**SUPPLIED RECORDS:**
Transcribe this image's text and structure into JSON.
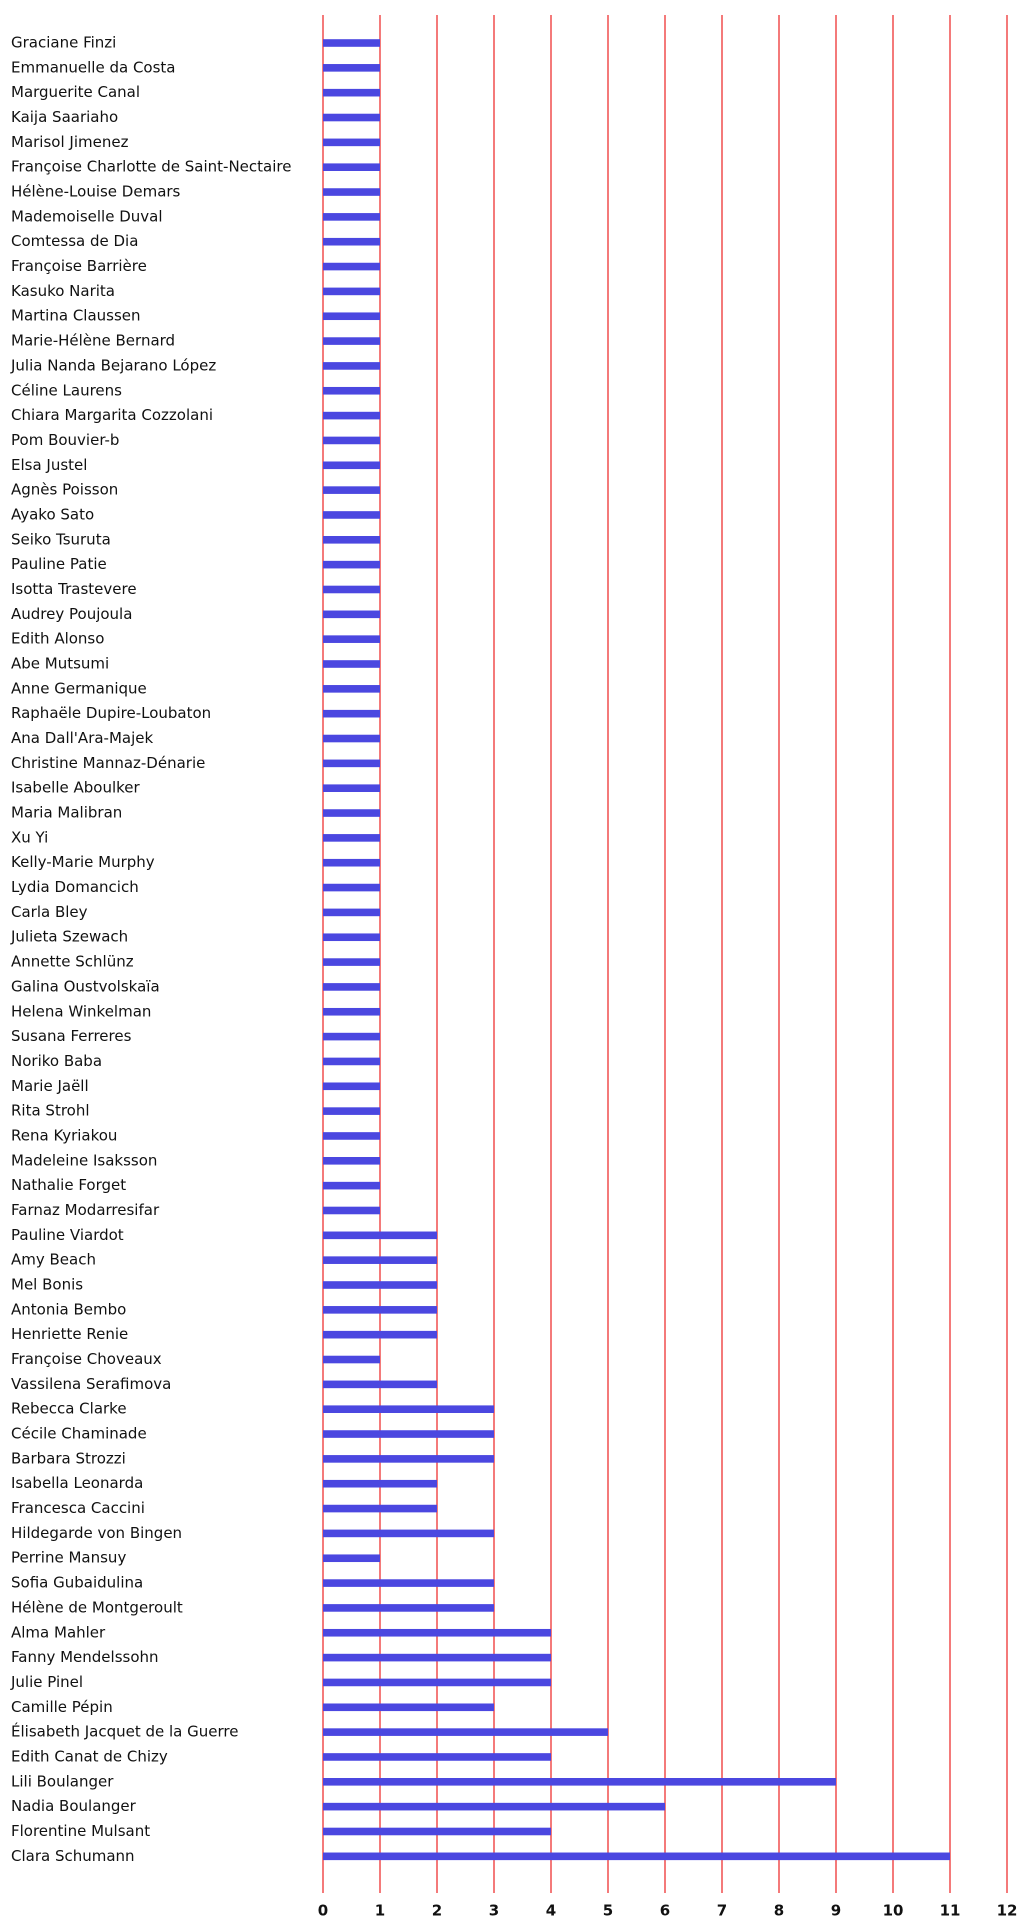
{
  "chart_data": {
    "type": "bar",
    "orientation": "horizontal",
    "color": "#4b47e0",
    "grid_color": "#ee3333",
    "grid": true,
    "xlim": [
      0,
      12
    ],
    "xticks": [
      0,
      1,
      2,
      3,
      4,
      5,
      6,
      7,
      8,
      9,
      10,
      11,
      12
    ],
    "categories": [
      "Graciane Finzi",
      "Emmanuelle da Costa",
      "Marguerite Canal",
      "Kaija Saariaho",
      "Marisol Jimenez",
      "Françoise Charlotte de Saint-Nectaire",
      "Hélène-Louise Demars",
      "Mademoiselle Duval",
      "Comtessa de Dia",
      "Françoise Barrière",
      "Kasuko Narita",
      "Martina Claussen",
      "Marie-Hélène Bernard",
      "Julia Nanda Bejarano López",
      "Céline Laurens",
      "Chiara Margarita Cozzolani",
      "Pom Bouvier-b",
      "Elsa Justel",
      "Agnès Poisson",
      "Ayako Sato",
      "Seiko Tsuruta",
      "Pauline Patie",
      "Isotta Trastevere",
      "Audrey Poujoula",
      "Edith Alonso",
      "Abe Mutsumi",
      "Anne Germanique",
      "Raphaële Dupire-Loubaton",
      "Ana Dall'Ara-Majek",
      "Christine Mannaz-Dénarie",
      "Isabelle Aboulker",
      "Maria Malibran",
      "Xu Yi",
      "Kelly-Marie Murphy",
      "Lydia Domancich",
      "Carla Bley",
      "Julieta Szewach",
      "Annette Schlünz",
      "Galina Oustvolskaïa",
      "Helena Winkelman",
      "Susana Ferreres",
      "Noriko Baba",
      "Marie Jaëll",
      "Rita Strohl",
      "Rena Kyriakou",
      "Madeleine Isaksson",
      "Nathalie Forget",
      "Farnaz Modarresifar",
      "Pauline Viardot",
      "Amy Beach",
      "Mel Bonis",
      "Antonia Bembo",
      "Henriette Renie",
      "Françoise Choveaux",
      "Vassilena Serafimova",
      "Rebecca Clarke",
      "Cécile Chaminade",
      "Barbara Strozzi",
      "Isabella Leonarda",
      "Francesca Caccini",
      "Hildegarde von Bingen",
      "Perrine Mansuy",
      "Sofia Gubaidulina",
      "Hélène de Montgeroult",
      "Alma Mahler",
      "Fanny Mendelssohn",
      "Julie Pinel",
      "Camille Pépin",
      "Élisabeth Jacquet de la Guerre",
      "Edith Canat de Chizy",
      "Lili Boulanger",
      "Nadia Boulanger",
      "Florentine Mulsant",
      "Clara Schumann"
    ],
    "values": [
      1,
      1,
      1,
      1,
      1,
      1,
      1,
      1,
      1,
      1,
      1,
      1,
      1,
      1,
      1,
      1,
      1,
      1,
      1,
      1,
      1,
      1,
      1,
      1,
      1,
      1,
      1,
      1,
      1,
      1,
      1,
      1,
      1,
      1,
      1,
      1,
      1,
      1,
      1,
      1,
      1,
      1,
      1,
      1,
      1,
      1,
      1,
      1,
      2,
      2,
      2,
      2,
      2,
      1,
      2,
      3,
      3,
      3,
      2,
      2,
      3,
      1,
      3,
      3,
      4,
      4,
      4,
      3,
      5,
      4,
      9,
      6,
      4,
      11
    ]
  }
}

**WORK REQUIRED:**
Leaving out the pictures, repeat the data above exactly.

**TASK RESPONSE:**
Transcribe this image's text and structure into JSON.
{
  "chart_data": {
    "type": "bar",
    "orientation": "horizontal",
    "color": "#4b47e0",
    "grid_color": "#ee3333",
    "grid": true,
    "xlim": [
      0,
      12
    ],
    "xticks": [
      0,
      1,
      2,
      3,
      4,
      5,
      6,
      7,
      8,
      9,
      10,
      11,
      12
    ],
    "categories": [
      "Graciane Finzi",
      "Emmanuelle da Costa",
      "Marguerite Canal",
      "Kaija Saariaho",
      "Marisol Jimenez",
      "Françoise Charlotte de Saint-Nectaire",
      "Hélène-Louise Demars",
      "Mademoiselle Duval",
      "Comtessa de Dia",
      "Françoise Barrière",
      "Kasuko Narita",
      "Martina Claussen",
      "Marie-Hélène Bernard",
      "Julia Nanda Bejarano López",
      "Céline Laurens",
      "Chiara Margarita Cozzolani",
      "Pom Bouvier-b",
      "Elsa Justel",
      "Agnès Poisson",
      "Ayako Sato",
      "Seiko Tsuruta",
      "Pauline Patie",
      "Isotta Trastevere",
      "Audrey Poujoula",
      "Edith Alonso",
      "Abe Mutsumi",
      "Anne Germanique",
      "Raphaële Dupire-Loubaton",
      "Ana Dall'Ara-Majek",
      "Christine Mannaz-Dénarie",
      "Isabelle Aboulker",
      "Maria Malibran",
      "Xu Yi",
      "Kelly-Marie Murphy",
      "Lydia Domancich",
      "Carla Bley",
      "Julieta Szewach",
      "Annette Schlünz",
      "Galina Oustvolskaïa",
      "Helena Winkelman",
      "Susana Ferreres",
      "Noriko Baba",
      "Marie Jaëll",
      "Rita Strohl",
      "Rena Kyriakou",
      "Madeleine Isaksson",
      "Nathalie Forget",
      "Farnaz Modarresifar",
      "Pauline Viardot",
      "Amy Beach",
      "Mel Bonis",
      "Antonia Bembo",
      "Henriette Renie",
      "Françoise Choveaux",
      "Vassilena Serafimova",
      "Rebecca Clarke",
      "Cécile Chaminade",
      "Barbara Strozzi",
      "Isabella Leonarda",
      "Francesca Caccini",
      "Hildegarde von Bingen",
      "Perrine Mansuy",
      "Sofia Gubaidulina",
      "Hélène de Montgeroult",
      "Alma Mahler",
      "Fanny Mendelssohn",
      "Julie Pinel",
      "Camille Pépin",
      "Élisabeth Jacquet de la Guerre",
      "Edith Canat de Chizy",
      "Lili Boulanger",
      "Nadia Boulanger",
      "Florentine Mulsant",
      "Clara Schumann"
    ],
    "values": [
      1,
      1,
      1,
      1,
      1,
      1,
      1,
      1,
      1,
      1,
      1,
      1,
      1,
      1,
      1,
      1,
      1,
      1,
      1,
      1,
      1,
      1,
      1,
      1,
      1,
      1,
      1,
      1,
      1,
      1,
      1,
      1,
      1,
      1,
      1,
      1,
      1,
      1,
      1,
      1,
      1,
      1,
      1,
      1,
      1,
      1,
      1,
      1,
      2,
      2,
      2,
      2,
      2,
      1,
      2,
      3,
      3,
      3,
      2,
      2,
      3,
      1,
      3,
      3,
      4,
      4,
      4,
      3,
      5,
      4,
      9,
      6,
      4,
      11
    ]
  }
}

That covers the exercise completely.